====== Input data

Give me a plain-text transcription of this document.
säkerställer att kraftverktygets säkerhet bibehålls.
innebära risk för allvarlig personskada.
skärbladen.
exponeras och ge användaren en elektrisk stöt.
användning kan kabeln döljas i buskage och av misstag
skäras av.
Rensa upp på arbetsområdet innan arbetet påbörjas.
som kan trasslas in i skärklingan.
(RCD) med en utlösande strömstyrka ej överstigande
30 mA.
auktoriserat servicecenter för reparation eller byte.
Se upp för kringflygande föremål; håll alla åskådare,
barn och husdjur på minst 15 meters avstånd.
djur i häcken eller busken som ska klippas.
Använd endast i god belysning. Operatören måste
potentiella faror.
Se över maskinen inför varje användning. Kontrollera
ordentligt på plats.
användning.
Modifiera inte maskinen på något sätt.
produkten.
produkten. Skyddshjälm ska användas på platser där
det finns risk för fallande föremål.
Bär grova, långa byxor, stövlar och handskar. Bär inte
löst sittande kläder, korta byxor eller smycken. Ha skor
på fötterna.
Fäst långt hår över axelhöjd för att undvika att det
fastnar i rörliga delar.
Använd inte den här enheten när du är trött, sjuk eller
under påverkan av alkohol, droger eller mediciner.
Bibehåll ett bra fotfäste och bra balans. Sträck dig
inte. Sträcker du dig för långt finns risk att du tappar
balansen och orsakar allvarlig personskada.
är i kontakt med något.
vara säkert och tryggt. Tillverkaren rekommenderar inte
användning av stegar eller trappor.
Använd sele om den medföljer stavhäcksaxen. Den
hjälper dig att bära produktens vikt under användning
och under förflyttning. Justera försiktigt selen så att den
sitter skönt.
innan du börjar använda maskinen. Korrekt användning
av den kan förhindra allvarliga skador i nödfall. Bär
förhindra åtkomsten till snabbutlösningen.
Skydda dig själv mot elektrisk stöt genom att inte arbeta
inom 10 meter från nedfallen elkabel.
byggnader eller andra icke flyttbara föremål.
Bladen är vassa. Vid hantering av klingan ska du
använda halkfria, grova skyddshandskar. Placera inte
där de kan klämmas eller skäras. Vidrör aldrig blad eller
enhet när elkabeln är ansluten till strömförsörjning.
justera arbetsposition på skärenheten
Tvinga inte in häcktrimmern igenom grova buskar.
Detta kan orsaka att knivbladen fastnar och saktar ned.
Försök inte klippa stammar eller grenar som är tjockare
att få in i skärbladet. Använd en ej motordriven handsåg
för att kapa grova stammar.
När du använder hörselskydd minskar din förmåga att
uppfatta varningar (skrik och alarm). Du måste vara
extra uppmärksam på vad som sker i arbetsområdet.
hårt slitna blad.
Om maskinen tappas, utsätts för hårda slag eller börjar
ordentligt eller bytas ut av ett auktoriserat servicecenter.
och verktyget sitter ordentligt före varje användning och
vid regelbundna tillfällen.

============

* [Problem details]:
Which of the lines above carry the string "servicecenter"? Copy every one.

* [Result for this exercise]:
auktoriserat servicecenter för reparation eller byte.
ordentligt eller bytas ut av ett auktoriserat servicecenter.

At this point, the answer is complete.